Dataset records
☆ ☆ ☆ ☆ ☆ ☆ ☆

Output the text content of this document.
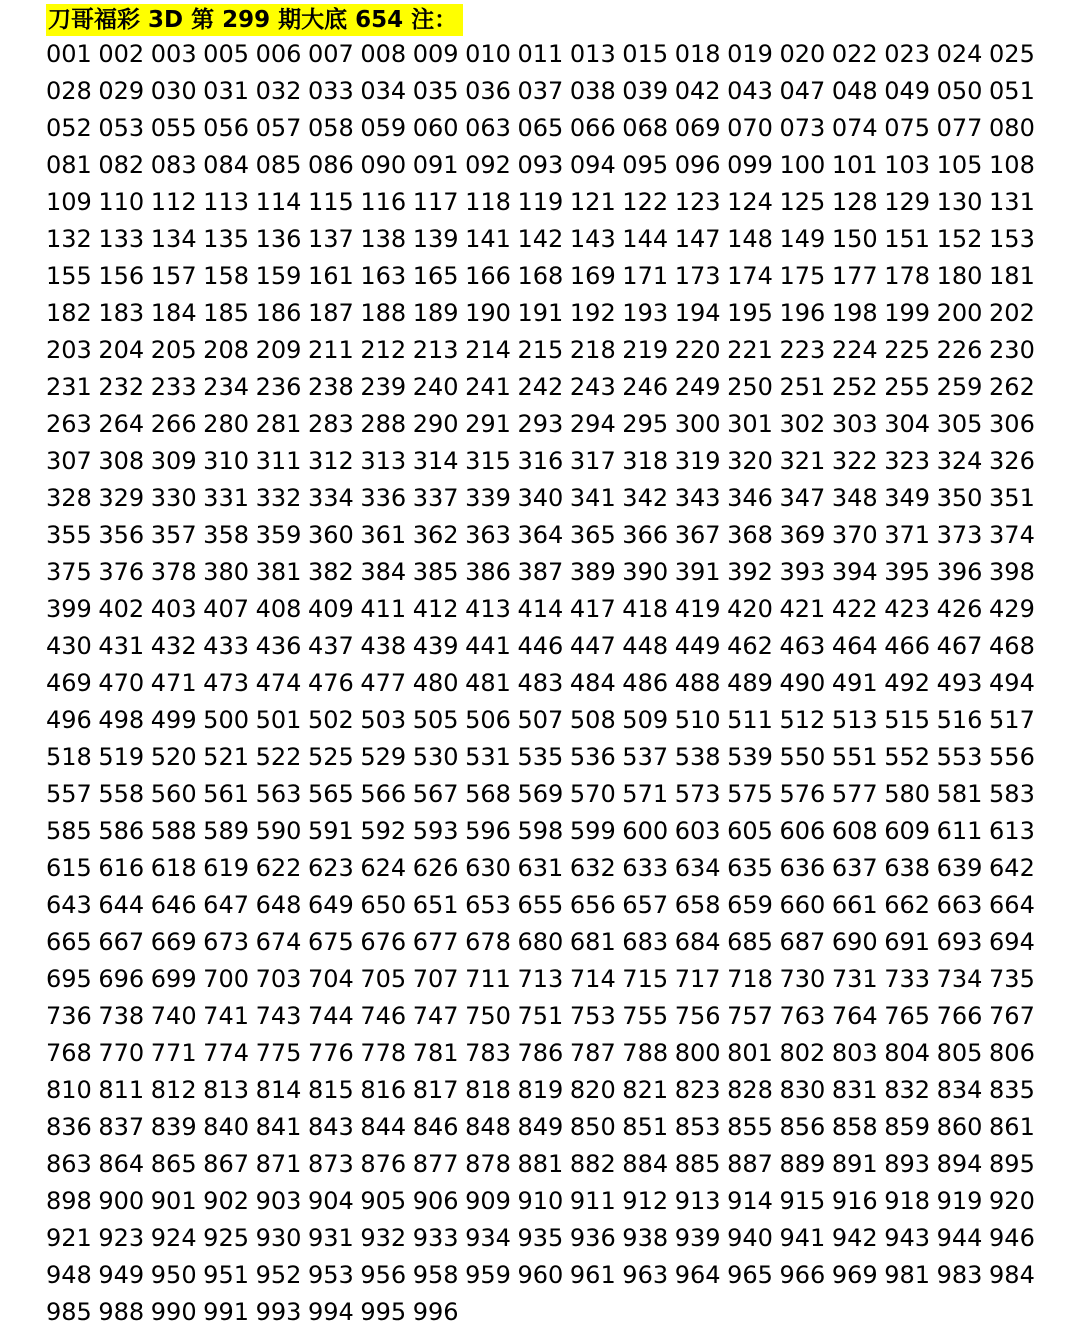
刀哥福彩 3D 第 299 期大底 654 注：
001 002 003 005 006 007 008 009 010 011 013 015 018 019 020 022 023 024 025
028 029 030 031 032 033 034 035 036 037 038 039 042 043 047 048 049 050 051
052 053 055 056 057 058 059 060 063 065 066 068 069 070 073 074 075 077 080
081 082 083 084 085 086 090 091 092 093 094 095 096 099 100 101 103 105 108
109 110 112 113 114 115 116 117 118 119 121 122 123 124 125 128 129 130 131
132 133 134 135 136 137 138 139 141 142 143 144 147 148 149 150 151 152 153
155 156 157 158 159 161 163 165 166 168 169 171 173 174 175 177 178 180 181
182 183 184 185 186 187 188 189 190 191 192 193 194 195 196 198 199 200 202
203 204 205 208 209 211 212 213 214 215 218 219 220 221 223 224 225 226 230
231 232 233 234 236 238 239 240 241 242 243 246 249 250 251 252 255 259 262
263 264 266 280 281 283 288 290 291 293 294 295 300 301 302 303 304 305 306
307 308 309 310 311 312 313 314 315 316 317 318 319 320 321 322 323 324 326
328 329 330 331 332 334 336 337 339 340 341 342 343 346 347 348 349 350 351
355 356 357 358 359 360 361 362 363 364 365 366 367 368 369 370 371 373 374
375 376 378 380 381 382 384 385 386 387 389 390 391 392 393 394 395 396 398
399 402 403 407 408 409 411 412 413 414 417 418 419 420 421 422 423 426 429
430 431 432 433 436 437 438 439 441 446 447 448 449 462 463 464 466 467 468
469 470 471 473 474 476 477 480 481 483 484 486 488 489 490 491 492 493 494
496 498 499 500 501 502 503 505 506 507 508 509 510 511 512 513 515 516 517
518 519 520 521 522 525 529 530 531 535 536 537 538 539 550 551 552 553 556
557 558 560 561 563 565 566 567 568 569 570 571 573 575 576 577 580 581 583
585 586 588 589 590 591 592 593 596 598 599 600 603 605 606 608 609 611 613
615 616 618 619 622 623 624 626 630 631 632 633 634 635 636 637 638 639 642
643 644 646 647 648 649 650 651 653 655 656 657 658 659 660 661 662 663 664
665 667 669 673 674 675 676 677 678 680 681 683 684 685 687 690 691 693 694
695 696 699 700 703 704 705 707 711 713 714 715 717 718 730 731 733 734 735
736 738 740 741 743 744 746 747 750 751 753 755 756 757 763 764 765 766 767
768 770 771 774 775 776 778 781 783 786 787 788 800 801 802 803 804 805 806
810 811 812 813 814 815 816 817 818 819 820 821 823 828 830 831 832 834 835
836 837 839 840 841 843 844 846 848 849 850 851 853 855 856 858 859 860 861
863 864 865 867 871 873 876 877 878 881 882 884 885 887 889 891 893 894 895
898 900 901 902 903 904 905 906 909 910 911 912 913 914 915 916 918 919 920
921 923 924 925 930 931 932 933 934 935 936 938 939 940 941 942 943 944 946
948 949 950 951 952 953 956 958 959 960 961 963 964 965 966 969 981 983 984
985 988 990 991 993 994 995 996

☆ ☆ ☆ ☆ ☆ ☆ ☆

● **PROBLEM STATEMENT**
Return each line exactly as written. Any picture gets left out.

● **WRITTEN SOLUTION**
Output the text content of this document.
刀哥福彩 3D 第 299 期大底 654 注：
001 002 003 005 006 007 008 009 010 011 013 015 018 019 020 022 023 024 025
028 029 030 031 032 033 034 035 036 037 038 039 042 043 047 048 049 050 051
052 053 055 056 057 058 059 060 063 065 066 068 069 070 073 074 075 077 080
081 082 083 084 085 086 090 091 092 093 094 095 096 099 100 101 103 105 108
109 110 112 113 114 115 116 117 118 119 121 122 123 124 125 128 129 130 131
132 133 134 135 136 137 138 139 141 142 143 144 147 148 149 150 151 152 153
155 156 157 158 159 161 163 165 166 168 169 171 173 174 175 177 178 180 181
182 183 184 185 186 187 188 189 190 191 192 193 194 195 196 198 199 200 202
203 204 205 208 209 211 212 213 214 215 218 219 220 221 223 224 225 226 230
231 232 233 234 236 238 239 240 241 242 243 246 249 250 251 252 255 259 262
263 264 266 280 281 283 288 290 291 293 294 295 300 301 302 303 304 305 306
307 308 309 310 311 312 313 314 315 316 317 318 319 320 321 322 323 324 326
328 329 330 331 332 334 336 337 339 340 341 342 343 346 347 348 349 350 351
355 356 357 358 359 360 361 362 363 364 365 366 367 368 369 370 371 373 374
375 376 378 380 381 382 384 385 386 387 389 390 391 392 393 394 395 396 398
399 402 403 407 408 409 411 412 413 414 417 418 419 420 421 422 423 426 429
430 431 432 433 436 437 438 439 441 446 447 448 449 462 463 464 466 467 468
469 470 471 473 474 476 477 480 481 483 484 486 488 489 490 491 492 493 494
496 498 499 500 501 502 503 505 506 507 508 509 510 511 512 513 515 516 517
518 519 520 521 522 525 529 530 531 535 536 537 538 539 550 551 552 553 556
557 558 560 561 563 565 566 567 568 569 570 571 573 575 576 577 580 581 583
585 586 588 589 590 591 592 593 596 598 599 600 603 605 606 608 609 611 613
615 616 618 619 622 623 624 626 630 631 632 633 634 635 636 637 638 639 642
643 644 646 647 648 649 650 651 653 655 656 657 658 659 660 661 662 663 664
665 667 669 673 674 675 676 677 678 680 681 683 684 685 687 690 691 693 694
695 696 699 700 703 704 705 707 711 713 714 715 717 718 730 731 733 734 735
736 738 740 741 743 744 746 747 750 751 753 755 756 757 763 764 765 766 767
768 770 771 774 775 776 778 781 783 786 787 788 800 801 802 803 804 805 806
810 811 812 813 814 815 816 817 818 819 820 821 823 828 830 831 832 834 835
836 837 839 840 841 843 844 846 848 849 850 851 853 855 856 858 859 860 861
863 864 865 867 871 873 876 877 878 881 882 884 885 887 889 891 893 894 895
898 900 901 902 903 904 905 906 909 910 911 912 913 914 915 916 918 919 920
921 923 924 925 930 931 932 933 934 935 936 938 939 940 941 942 943 944 946
948 949 950 951 952 953 956 958 959 960 961 963 964 965 966 969 981 983 984
985 988 990 991 993 994 995 996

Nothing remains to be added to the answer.